GOAL OF THE EXERCISE:
From the records below, copy every line that contains the word "留存概率".
---------------
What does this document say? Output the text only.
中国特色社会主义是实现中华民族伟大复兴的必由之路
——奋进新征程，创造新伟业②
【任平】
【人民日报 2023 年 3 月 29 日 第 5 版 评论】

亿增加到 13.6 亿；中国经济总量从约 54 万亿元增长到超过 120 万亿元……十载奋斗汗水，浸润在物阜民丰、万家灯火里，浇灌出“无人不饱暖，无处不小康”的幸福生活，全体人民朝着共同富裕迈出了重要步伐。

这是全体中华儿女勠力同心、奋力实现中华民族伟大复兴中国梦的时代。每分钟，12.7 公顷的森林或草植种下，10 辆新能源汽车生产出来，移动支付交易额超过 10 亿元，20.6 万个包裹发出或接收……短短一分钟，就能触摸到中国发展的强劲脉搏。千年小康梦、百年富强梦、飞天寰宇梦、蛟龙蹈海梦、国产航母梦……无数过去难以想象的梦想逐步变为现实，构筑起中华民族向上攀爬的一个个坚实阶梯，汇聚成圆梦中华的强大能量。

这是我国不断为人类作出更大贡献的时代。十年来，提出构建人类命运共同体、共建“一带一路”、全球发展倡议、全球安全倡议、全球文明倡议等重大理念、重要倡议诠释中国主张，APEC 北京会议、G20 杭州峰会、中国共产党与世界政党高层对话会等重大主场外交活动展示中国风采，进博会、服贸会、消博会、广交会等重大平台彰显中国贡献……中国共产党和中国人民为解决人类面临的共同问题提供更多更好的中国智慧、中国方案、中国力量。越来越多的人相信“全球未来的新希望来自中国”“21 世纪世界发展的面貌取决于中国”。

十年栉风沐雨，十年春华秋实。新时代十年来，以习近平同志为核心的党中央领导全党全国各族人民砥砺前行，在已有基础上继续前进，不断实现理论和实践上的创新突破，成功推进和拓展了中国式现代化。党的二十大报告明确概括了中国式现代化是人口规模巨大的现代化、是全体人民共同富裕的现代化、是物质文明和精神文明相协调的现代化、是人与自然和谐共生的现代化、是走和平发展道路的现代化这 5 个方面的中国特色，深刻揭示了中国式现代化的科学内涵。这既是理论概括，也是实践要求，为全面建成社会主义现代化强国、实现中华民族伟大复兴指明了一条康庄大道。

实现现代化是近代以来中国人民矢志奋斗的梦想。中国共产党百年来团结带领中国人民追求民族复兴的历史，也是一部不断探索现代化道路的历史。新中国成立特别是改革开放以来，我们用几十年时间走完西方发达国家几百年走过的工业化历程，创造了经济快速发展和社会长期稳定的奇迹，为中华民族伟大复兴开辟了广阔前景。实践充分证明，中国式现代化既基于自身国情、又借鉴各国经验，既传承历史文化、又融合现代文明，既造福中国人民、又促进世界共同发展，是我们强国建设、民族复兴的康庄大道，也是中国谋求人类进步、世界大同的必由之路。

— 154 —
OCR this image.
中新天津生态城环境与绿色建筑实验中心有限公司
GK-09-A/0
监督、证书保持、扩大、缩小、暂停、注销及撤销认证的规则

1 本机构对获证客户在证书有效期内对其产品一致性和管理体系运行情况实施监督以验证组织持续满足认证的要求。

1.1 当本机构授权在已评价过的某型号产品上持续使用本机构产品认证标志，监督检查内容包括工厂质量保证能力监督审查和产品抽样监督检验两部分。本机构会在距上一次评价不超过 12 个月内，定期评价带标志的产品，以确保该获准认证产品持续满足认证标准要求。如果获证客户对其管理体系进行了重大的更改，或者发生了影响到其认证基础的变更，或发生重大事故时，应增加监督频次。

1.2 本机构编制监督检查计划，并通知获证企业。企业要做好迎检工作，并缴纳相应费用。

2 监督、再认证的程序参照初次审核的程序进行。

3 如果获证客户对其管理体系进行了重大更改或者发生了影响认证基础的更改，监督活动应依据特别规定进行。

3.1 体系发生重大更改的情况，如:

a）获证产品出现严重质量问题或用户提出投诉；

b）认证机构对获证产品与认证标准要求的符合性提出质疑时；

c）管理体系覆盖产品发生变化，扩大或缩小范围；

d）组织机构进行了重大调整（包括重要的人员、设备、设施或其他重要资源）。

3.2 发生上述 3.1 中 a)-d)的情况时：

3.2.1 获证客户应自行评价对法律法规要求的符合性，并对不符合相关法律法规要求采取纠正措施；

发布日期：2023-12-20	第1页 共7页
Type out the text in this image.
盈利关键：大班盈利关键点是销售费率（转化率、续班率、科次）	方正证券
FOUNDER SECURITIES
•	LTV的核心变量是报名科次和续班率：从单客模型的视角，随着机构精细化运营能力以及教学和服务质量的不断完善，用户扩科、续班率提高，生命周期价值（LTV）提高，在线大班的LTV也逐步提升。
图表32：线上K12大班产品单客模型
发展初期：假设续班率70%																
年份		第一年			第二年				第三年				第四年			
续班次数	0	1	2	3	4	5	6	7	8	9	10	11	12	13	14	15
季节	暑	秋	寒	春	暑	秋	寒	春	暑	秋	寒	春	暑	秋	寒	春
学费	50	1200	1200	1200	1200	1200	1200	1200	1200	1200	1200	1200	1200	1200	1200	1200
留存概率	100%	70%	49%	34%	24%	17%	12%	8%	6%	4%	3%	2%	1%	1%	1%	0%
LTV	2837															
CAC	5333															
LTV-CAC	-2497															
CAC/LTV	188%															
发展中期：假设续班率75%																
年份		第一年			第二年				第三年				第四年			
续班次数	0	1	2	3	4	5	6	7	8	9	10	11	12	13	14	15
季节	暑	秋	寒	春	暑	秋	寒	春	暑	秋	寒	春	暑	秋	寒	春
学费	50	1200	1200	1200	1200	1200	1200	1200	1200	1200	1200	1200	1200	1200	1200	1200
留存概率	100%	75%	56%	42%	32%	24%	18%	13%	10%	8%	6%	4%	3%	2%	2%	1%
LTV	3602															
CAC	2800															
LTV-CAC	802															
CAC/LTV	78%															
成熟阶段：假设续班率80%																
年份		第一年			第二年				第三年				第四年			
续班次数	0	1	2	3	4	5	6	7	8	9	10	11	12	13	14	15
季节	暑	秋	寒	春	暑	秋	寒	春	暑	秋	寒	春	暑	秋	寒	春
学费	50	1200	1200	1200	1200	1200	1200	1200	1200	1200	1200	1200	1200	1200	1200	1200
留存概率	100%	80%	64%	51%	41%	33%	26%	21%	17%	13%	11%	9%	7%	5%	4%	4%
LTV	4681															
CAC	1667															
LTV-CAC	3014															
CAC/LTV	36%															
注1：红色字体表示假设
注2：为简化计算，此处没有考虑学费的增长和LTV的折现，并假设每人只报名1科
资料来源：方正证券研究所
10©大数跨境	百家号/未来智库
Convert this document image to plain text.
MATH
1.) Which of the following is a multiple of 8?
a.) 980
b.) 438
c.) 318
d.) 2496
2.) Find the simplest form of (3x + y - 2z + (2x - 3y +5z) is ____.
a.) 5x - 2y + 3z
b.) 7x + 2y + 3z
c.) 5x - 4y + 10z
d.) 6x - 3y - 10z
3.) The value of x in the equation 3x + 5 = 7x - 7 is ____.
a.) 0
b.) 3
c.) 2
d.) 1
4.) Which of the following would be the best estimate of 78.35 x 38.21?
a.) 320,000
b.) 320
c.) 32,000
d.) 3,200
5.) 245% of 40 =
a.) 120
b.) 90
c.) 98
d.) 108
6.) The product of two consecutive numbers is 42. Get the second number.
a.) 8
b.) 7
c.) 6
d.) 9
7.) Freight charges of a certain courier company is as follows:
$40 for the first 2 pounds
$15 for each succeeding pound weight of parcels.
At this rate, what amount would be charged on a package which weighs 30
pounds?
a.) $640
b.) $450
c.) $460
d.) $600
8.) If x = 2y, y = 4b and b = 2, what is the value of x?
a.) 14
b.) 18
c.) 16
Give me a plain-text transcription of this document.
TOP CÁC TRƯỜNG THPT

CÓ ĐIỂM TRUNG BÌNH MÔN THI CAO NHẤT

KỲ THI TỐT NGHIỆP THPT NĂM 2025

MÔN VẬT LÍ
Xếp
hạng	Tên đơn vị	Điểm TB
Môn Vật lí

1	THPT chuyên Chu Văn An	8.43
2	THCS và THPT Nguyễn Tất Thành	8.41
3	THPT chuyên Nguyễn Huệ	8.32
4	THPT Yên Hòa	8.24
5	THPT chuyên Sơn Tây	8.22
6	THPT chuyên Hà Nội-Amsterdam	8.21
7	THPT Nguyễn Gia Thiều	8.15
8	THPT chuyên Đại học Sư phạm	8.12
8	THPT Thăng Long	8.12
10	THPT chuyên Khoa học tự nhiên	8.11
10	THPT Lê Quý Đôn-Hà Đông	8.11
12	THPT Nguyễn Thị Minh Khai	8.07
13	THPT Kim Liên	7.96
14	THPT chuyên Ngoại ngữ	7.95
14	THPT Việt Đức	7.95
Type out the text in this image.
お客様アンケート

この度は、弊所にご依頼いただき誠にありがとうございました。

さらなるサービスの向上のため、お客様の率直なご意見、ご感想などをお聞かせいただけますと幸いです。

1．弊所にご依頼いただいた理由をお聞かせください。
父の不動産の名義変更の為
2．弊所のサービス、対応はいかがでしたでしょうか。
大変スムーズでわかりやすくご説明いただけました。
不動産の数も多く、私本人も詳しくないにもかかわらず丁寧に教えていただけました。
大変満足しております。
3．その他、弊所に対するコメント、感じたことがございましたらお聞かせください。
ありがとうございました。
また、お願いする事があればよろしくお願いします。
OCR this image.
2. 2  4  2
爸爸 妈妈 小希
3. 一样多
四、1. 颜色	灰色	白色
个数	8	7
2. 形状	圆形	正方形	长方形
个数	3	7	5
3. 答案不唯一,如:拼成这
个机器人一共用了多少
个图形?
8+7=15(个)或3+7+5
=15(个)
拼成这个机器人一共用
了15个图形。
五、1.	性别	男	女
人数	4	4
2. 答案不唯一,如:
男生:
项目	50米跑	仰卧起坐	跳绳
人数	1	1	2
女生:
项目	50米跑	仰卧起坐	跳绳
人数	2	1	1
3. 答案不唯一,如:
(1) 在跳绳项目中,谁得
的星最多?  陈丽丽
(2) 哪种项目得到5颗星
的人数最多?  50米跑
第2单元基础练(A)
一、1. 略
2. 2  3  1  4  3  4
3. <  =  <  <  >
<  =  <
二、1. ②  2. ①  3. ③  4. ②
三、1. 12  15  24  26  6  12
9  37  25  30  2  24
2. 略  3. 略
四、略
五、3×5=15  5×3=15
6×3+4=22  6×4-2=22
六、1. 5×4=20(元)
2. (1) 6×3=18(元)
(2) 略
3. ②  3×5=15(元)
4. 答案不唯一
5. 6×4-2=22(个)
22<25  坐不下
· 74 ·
---------------
COMPLETE OUTPUT:
留存概率	100%	70%	49%	34%	24%	17%	12%	8%	6%	4%	3%	2%	1%	1%	1%	0%
留存概率	100%	75%	56%	42%	32%	24%	18%	13%	10%	8%	6%	4%	3%	2%	2%	1%
留存概率	100%	80%	64%	51%	41%	33%	26%	21%	17%	13%	11%	9%	7%	5%	4%	4%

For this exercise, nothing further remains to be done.